Stored items from a collection
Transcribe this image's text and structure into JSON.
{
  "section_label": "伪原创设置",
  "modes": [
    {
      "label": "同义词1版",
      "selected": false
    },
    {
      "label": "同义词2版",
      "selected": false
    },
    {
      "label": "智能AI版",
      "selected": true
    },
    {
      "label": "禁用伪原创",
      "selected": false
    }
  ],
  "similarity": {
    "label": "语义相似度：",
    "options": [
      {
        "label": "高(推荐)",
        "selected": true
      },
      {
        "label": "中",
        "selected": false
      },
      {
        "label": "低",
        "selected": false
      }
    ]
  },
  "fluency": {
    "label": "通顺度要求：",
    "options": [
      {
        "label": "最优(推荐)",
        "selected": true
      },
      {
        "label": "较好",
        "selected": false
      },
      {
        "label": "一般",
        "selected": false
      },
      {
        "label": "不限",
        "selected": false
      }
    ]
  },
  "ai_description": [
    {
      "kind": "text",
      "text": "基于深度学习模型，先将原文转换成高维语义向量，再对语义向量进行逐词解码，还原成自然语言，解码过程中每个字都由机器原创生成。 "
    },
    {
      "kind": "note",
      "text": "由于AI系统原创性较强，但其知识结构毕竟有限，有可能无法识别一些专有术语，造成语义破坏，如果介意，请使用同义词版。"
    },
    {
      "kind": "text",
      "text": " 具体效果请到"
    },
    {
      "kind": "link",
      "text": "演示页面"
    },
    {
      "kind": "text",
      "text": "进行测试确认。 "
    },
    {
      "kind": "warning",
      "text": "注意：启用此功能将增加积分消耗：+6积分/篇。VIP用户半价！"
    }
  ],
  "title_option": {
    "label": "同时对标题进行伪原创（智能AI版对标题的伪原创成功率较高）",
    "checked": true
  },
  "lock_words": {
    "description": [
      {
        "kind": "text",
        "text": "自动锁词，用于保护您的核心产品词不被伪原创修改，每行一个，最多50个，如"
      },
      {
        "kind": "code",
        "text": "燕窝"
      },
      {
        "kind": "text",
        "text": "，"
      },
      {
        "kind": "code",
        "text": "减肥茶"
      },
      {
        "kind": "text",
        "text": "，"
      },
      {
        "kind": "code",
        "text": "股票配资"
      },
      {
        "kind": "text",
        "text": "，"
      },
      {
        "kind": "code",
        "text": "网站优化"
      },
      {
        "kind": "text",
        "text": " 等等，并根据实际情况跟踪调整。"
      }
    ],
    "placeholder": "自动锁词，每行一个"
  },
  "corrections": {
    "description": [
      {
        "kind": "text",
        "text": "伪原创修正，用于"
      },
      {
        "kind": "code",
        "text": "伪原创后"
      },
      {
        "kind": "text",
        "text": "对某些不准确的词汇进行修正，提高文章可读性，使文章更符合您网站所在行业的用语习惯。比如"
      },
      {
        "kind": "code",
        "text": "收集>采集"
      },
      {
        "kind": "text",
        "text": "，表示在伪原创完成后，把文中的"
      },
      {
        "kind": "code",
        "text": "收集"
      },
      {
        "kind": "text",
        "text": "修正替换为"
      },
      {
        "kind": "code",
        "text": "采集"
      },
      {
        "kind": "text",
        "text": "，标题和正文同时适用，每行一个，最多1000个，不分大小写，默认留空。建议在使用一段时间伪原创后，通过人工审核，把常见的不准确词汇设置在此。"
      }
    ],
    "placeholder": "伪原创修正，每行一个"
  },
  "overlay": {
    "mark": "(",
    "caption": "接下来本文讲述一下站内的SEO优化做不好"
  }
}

— EXERCISE DIRECTIONS —
Write out every entry verbatim.

— SOLUTION FOR THIS PROBLEM —
Transcribe this image's text and structure into JSON.
{
  "section_label": "伪原创设置",
  "modes": [
    {
      "label": "同义词1版",
      "selected": false
    },
    {
      "label": "同义词2版",
      "selected": false
    },
    {
      "label": "智能AI版",
      "selected": true
    },
    {
      "label": "禁用伪原创",
      "selected": false
    }
  ],
  "similarity": {
    "label": "语义相似度：",
    "options": [
      {
        "label": "高(推荐)",
        "selected": true
      },
      {
        "label": "中",
        "selected": false
      },
      {
        "label": "低",
        "selected": false
      }
    ]
  },
  "fluency": {
    "label": "通顺度要求：",
    "options": [
      {
        "label": "最优(推荐)",
        "selected": true
      },
      {
        "label": "较好",
        "selected": false
      },
      {
        "label": "一般",
        "selected": false
      },
      {
        "label": "不限",
        "selected": false
      }
    ]
  },
  "ai_description": [
    {
      "kind": "text",
      "text": "基于深度学习模型，先将原文转换成高维语义向量，再对语义向量进行逐词解码，还原成自然语言，解码过程中每个字都由机器原创生成。 "
    },
    {
      "kind": "note",
      "text": "由于AI系统原创性较强，但其知识结构毕竟有限，有可能无法识别一些专有术语，造成语义破坏，如果介意，请使用同义词版。"
    },
    {
      "kind": "text",
      "text": " 具体效果请到"
    },
    {
      "kind": "link",
      "text": "演示页面"
    },
    {
      "kind": "text",
      "text": "进行测试确认。 "
    },
    {
      "kind": "warning",
      "text": "注意：启用此功能将增加积分消耗：+6积分/篇。VIP用户半价！"
    }
  ],
  "title_option": {
    "label": "同时对标题进行伪原创（智能AI版对标题的伪原创成功率较高）",
    "checked": true
  },
  "lock_words": {
    "description": [
      {
        "kind": "text",
        "text": "自动锁词，用于保护您的核心产品词不被伪原创修改，每行一个，最多50个，如"
      },
      {
        "kind": "code",
        "text": "燕窝"
      },
      {
        "kind": "text",
        "text": "，"
      },
      {
        "kind": "code",
        "text": "减肥茶"
      },
      {
        "kind": "text",
        "text": "，"
      },
      {
        "kind": "code",
        "text": "股票配资"
      },
      {
        "kind": "text",
        "text": "，"
      },
      {
        "kind": "code",
        "text": "网站优化"
      },
      {
        "kind": "text",
        "text": " 等等，并根据实际情况跟踪调整。"
      }
    ],
    "placeholder": "自动锁词，每行一个"
  },
  "corrections": {
    "description": [
      {
        "kind": "text",
        "text": "伪原创修正，用于"
      },
      {
        "kind": "code",
        "text": "伪原创后"
      },
      {
        "kind": "text",
        "text": "对某些不准确的词汇进行修正，提高文章可读性，使文章更符合您网站所在行业的用语习惯。比如"
      },
      {
        "kind": "code",
        "text": "收集>采集"
      },
      {
        "kind": "text",
        "text": "，表示在伪原创完成后，把文中的"
      },
      {
        "kind": "code",
        "text": "收集"
      },
      {
        "kind": "text",
        "text": "修正替换为"
      },
      {
        "kind": "code",
        "text": "采集"
      },
      {
        "kind": "text",
        "text": "，标题和正文同时适用，每行一个，最多1000个，不分大小写，默认留空。建议在使用一段时间伪原创后，通过人工审核，把常见的不准确词汇设置在此。"
      }
    ],
    "placeholder": "伪原创修正，每行一个"
  },
  "overlay": {
    "mark": "(",
    "caption": "接下来本文讲述一下站内的SEO优化做不好"
  }
}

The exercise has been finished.